In your copy, leave out the pictures and repeat the entries below exactly.

========================================================================

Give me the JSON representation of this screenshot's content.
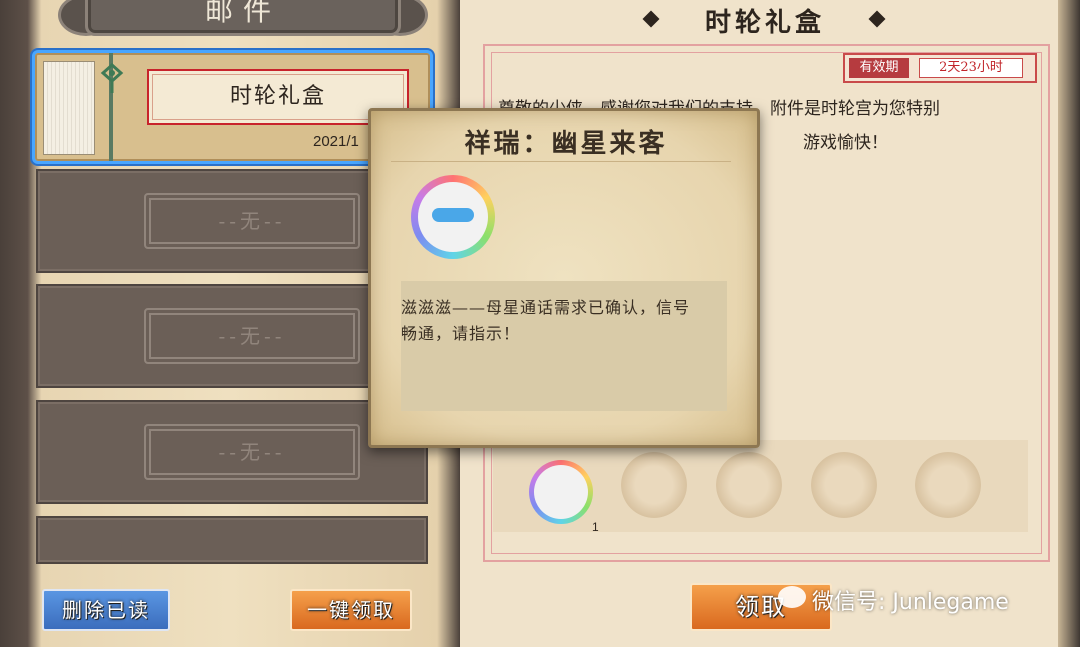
{
  "left_panel": {
    "title": "邮件",
    "mails": [
      {
        "title": "时轮礼盒",
        "date": "2021/1",
        "selected": true
      },
      {
        "title": "--无--"
      },
      {
        "title": "--无--"
      },
      {
        "title": "--无--"
      }
    ],
    "delete_read_label": "删除已读",
    "claim_all_label": "一键领取"
  },
  "detail": {
    "title": "时轮礼盒",
    "validity_label": "有效期",
    "validity_value": "2天23小时",
    "letter_line1": "尊敬的少侠，感谢您对我们的支持，附件是时轮宫为您特别",
    "letter_line2": "游戏愉快！",
    "attachments": [
      {
        "icon": "alien-cat-avatar-icon",
        "count": "1"
      }
    ],
    "claim_label": "领取"
  },
  "popup": {
    "title": "祥瑞：幽星来客",
    "icon": "alien-cat-avatar-icon",
    "description": "滋滋滋——母星通话需求已确认，信号畅通，请指示！"
  },
  "watermark": "微信号: Junlegame",
  "colors": {
    "selection_blue": "#49a6ff",
    "accent_red": "#c8232b",
    "button_orange": "#e8822f",
    "button_blue": "#4a82d0"
  }
}
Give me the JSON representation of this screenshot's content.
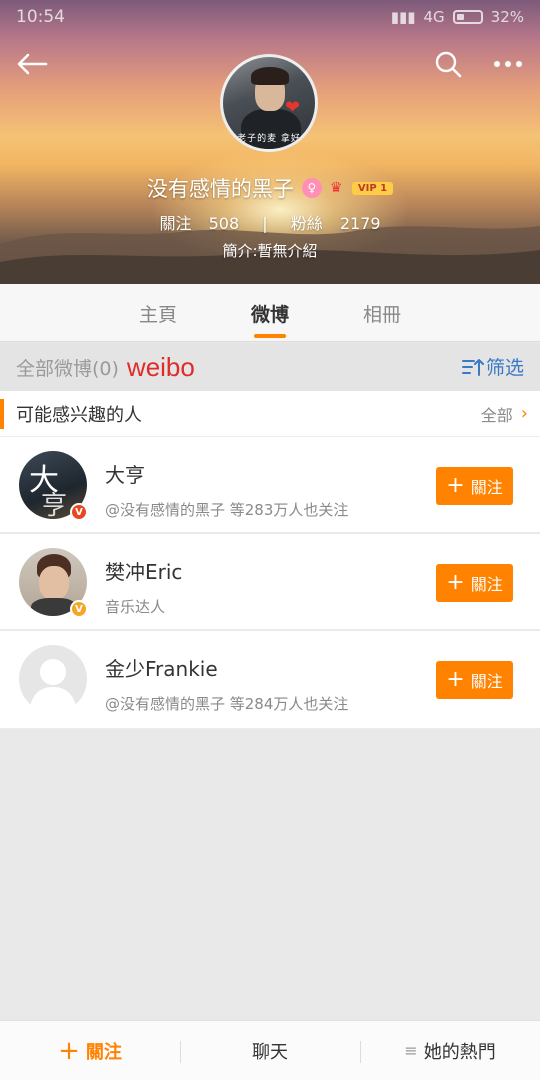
{
  "status_bar": {
    "time": "10:54",
    "network": "4G",
    "battery": "32%"
  },
  "profile": {
    "avatar_caption": "老子的麦  拿好",
    "name": "没有感情的黑子",
    "vip_label": "VIP 1",
    "following_label": "關注",
    "following_count": "508",
    "followers_label": "粉絲",
    "followers_count": "2179",
    "bio": "簡介:暫無介紹"
  },
  "tabs": [
    {
      "label": "主頁",
      "active": false
    },
    {
      "label": "微博",
      "active": true
    },
    {
      "label": "相冊",
      "active": false
    }
  ],
  "filter_bar": {
    "all_label": "全部微博(0)",
    "annotation": "weibo",
    "filter_label": "筛选"
  },
  "suggestions": {
    "title": "可能感兴趣的人",
    "all_link": "全部",
    "people": [
      {
        "name": "大亨",
        "sub": "@没有感情的黑子 等283万人也关注",
        "follow_label": "關注",
        "verify_color": "#e8461f"
      },
      {
        "name": "樊冲Eric",
        "sub": "音乐达人",
        "follow_label": "關注",
        "verify_color": "#f5a623"
      },
      {
        "name": "金少Frankie",
        "sub": "@没有感情的黑子 等284万人也关注",
        "follow_label": "關注"
      }
    ]
  },
  "bottom_bar": {
    "follow_label": "關注",
    "chat_label": "聊天",
    "hot_label": "她的熱門"
  },
  "colors": {
    "accent": "#ff8200",
    "link_blue": "#3a79c6",
    "annotation_red": "#e02b2b"
  }
}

========================================================================

- Response to the task
Give me the JSON representation of this screenshot's content.
{
  "left_panel": {
    "title": "邮件",
    "mails": [
      {
        "title": "时轮礼盒",
        "date": "2021/1",
        "selected": true
      },
      {
        "title": "--无--"
      },
      {
        "title": "--无--"
      },
      {
        "title": "--无--"
      }
    ],
    "delete_read_label": "删除已读",
    "claim_all_label": "一键领取"
  },
  "detail": {
    "title": "时轮礼盒",
    "validity_label": "有效期",
    "validity_value": "2天23小时",
    "letter_line1": "尊敬的少侠，感谢您对我们的支持，附件是时轮宫为您特别",
    "letter_line2": "游戏愉快！",
    "attachments": [
      {
        "icon": "alien-cat-avatar-icon",
        "count": "1"
      }
    ],
    "claim_label": "领取"
  },
  "popup": {
    "title": "祥瑞：幽星来客",
    "icon": "alien-cat-avatar-icon",
    "description": "滋滋滋——母星通话需求已确认，信号畅通，请指示！"
  },
  "watermark": "微信号: Junlegame",
  "colors": {
    "selection_blue": "#49a6ff",
    "accent_red": "#c8232b",
    "button_orange": "#e8822f",
    "button_blue": "#4a82d0"
  }
}
Give me the JSON representation of this screenshot's content.
{
  "status_bar": {
    "time": "10:54",
    "network": "4G",
    "battery": "32%"
  },
  "profile": {
    "avatar_caption": "老子的麦  拿好",
    "name": "没有感情的黑子",
    "vip_label": "VIP 1",
    "following_label": "關注",
    "following_count": "508",
    "followers_label": "粉絲",
    "followers_count": "2179",
    "bio": "簡介:暫無介紹"
  },
  "tabs": [
    {
      "label": "主頁",
      "active": false
    },
    {
      "label": "微博",
      "active": true
    },
    {
      "label": "相冊",
      "active": false
    }
  ],
  "filter_bar": {
    "all_label": "全部微博(0)",
    "annotation": "weibo",
    "filter_label": "筛选"
  },
  "suggestions": {
    "title": "可能感兴趣的人",
    "all_link": "全部",
    "people": [
      {
        "name": "大亨",
        "sub": "@没有感情的黑子 等283万人也关注",
        "follow_label": "關注",
        "verify_color": "#e8461f"
      },
      {
        "name": "樊冲Eric",
        "sub": "音乐达人",
        "follow_label": "關注",
        "verify_color": "#f5a623"
      },
      {
        "name": "金少Frankie",
        "sub": "@没有感情的黑子 等284万人也关注",
        "follow_label": "關注"
      }
    ]
  },
  "bottom_bar": {
    "follow_label": "關注",
    "chat_label": "聊天",
    "hot_label": "她的熱門"
  },
  "colors": {
    "accent": "#ff8200",
    "link_blue": "#3a79c6",
    "annotation_red": "#e02b2b"
  }
}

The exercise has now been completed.